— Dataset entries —
******
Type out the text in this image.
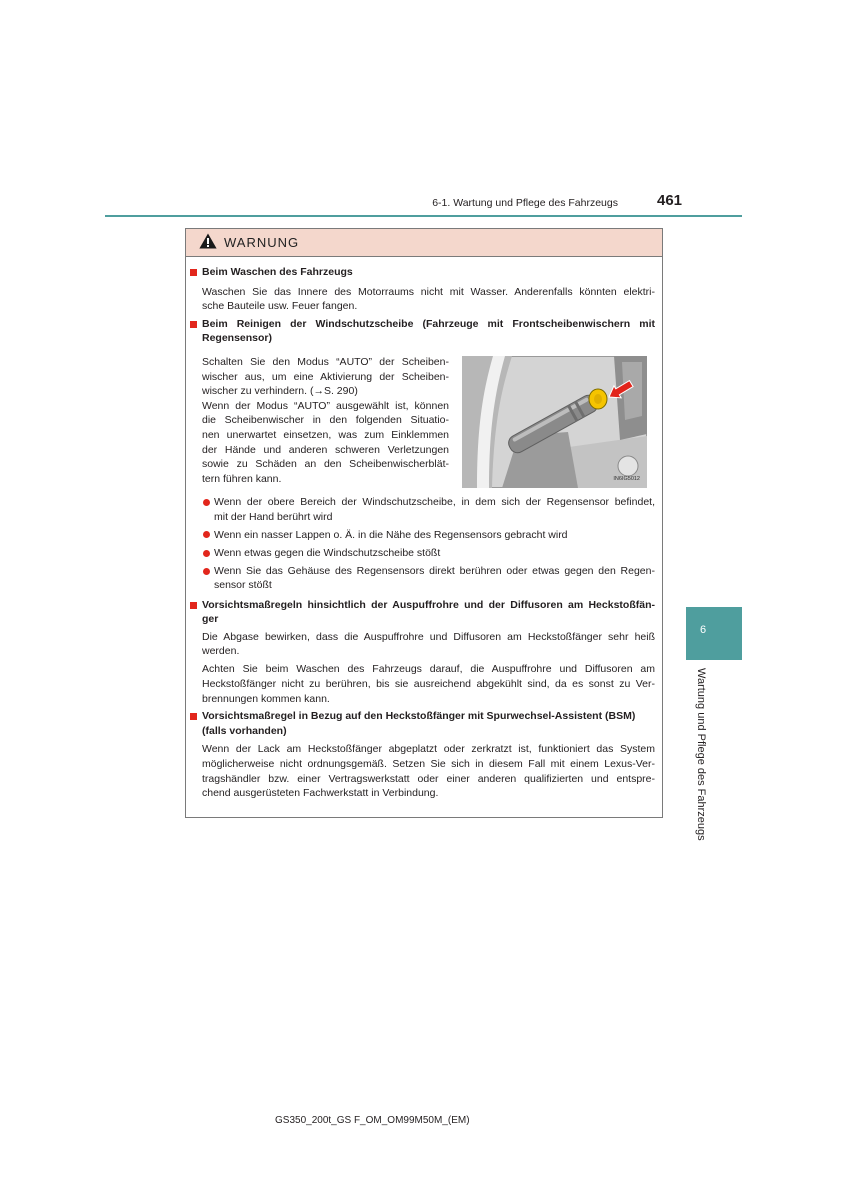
6-1. Wartung und Pflege des Fahrzeugs	461
WARNUNG
Beim Waschen des Fahrzeugs
Waschen Sie das Innere des Motorraums nicht mit Wasser. Anderenfalls könnten elektri-
sche Bauteile usw. Feuer fangen.
Beim Reinigen der Windschutzscheibe (Fahrzeuge mit Frontscheibenwischern mit
Regensensor)
Schalten Sie den Modus “AUTO” der Scheiben-
wischer aus, um eine Aktivierung der Scheiben-
wischer zu verhindern. (→S. 290)
Wenn der Modus “AUTO” ausgewählt ist, können
die Scheibenwischer in den folgenden Situatio-
nen unerwartet einsetzen, was zum Einklemmen
der Hände und anderen schweren Verletzungen
sowie zu Schäden an den Scheibenwischerblät-
tern führen kann.	IN6IG5012
Wenn der obere Bereich der Windschutzscheibe, in dem sich der Regensensor befindet,
mit der Hand berührt wird
Wenn ein nasser Lappen o. Ä. in die Nähe des Regensensors gebracht wird
Wenn etwas gegen die Windschutzscheibe stößt
Wenn Sie das Gehäuse des Regensensors direkt berühren oder etwas gegen den Regen-
sensor stößt
Vorsichtsmaßregeln hinsichtlich der Auspuffrohre und der Diffusoren am Heckstoßfän-
ger
Die Abgase bewirken, dass die Auspuffrohre und Diffusoren am Heckstoßfänger sehr heiß
werden.
Achten Sie beim Waschen des Fahrzeugs darauf, die Auspuffrohre und Diffusoren am
Heckstoßfänger nicht zu berühren, bis sie ausreichend abgekühlt sind, da es sonst zu Ver-
brennungen kommen kann.
Vorsichtsmaßregel in Bezug auf den Heckstoßfänger mit Spurwechsel-Assistent (BSM)
(falls vorhanden)
Wenn der Lack am Heckstoßfänger abgeplatzt oder zerkratzt ist, funktioniert das System
möglicherweise nicht ordnungsgemäß. Setzen Sie sich in diesem Fall mit einem Lexus-Ver-
tragshändler bzw. einer Vertragswerkstatt oder einer anderen qualifizierten und entspre-
chend ausgerüsteten Fachwerkstatt in Verbindung.
6
Wartung und Pflege des Fahrzeugs
GS350_200t_GS F_OM_OM99M50M_(EM)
******
— EXERCISE REQUIREMENTS —
Select and copy every line of the material that holds the string "Auspuffrohre".

— TASK SOLUTION —
Vorsichtsmaßregeln hinsichtlich der Auspuffrohre und der Diffusoren am Heckstoßfän-
Die Abgase bewirken, dass die Auspuffrohre und Diffusoren am Heckstoßfänger sehr heiß
Achten Sie beim Waschen des Fahrzeugs darauf, die Auspuffrohre und Diffusoren am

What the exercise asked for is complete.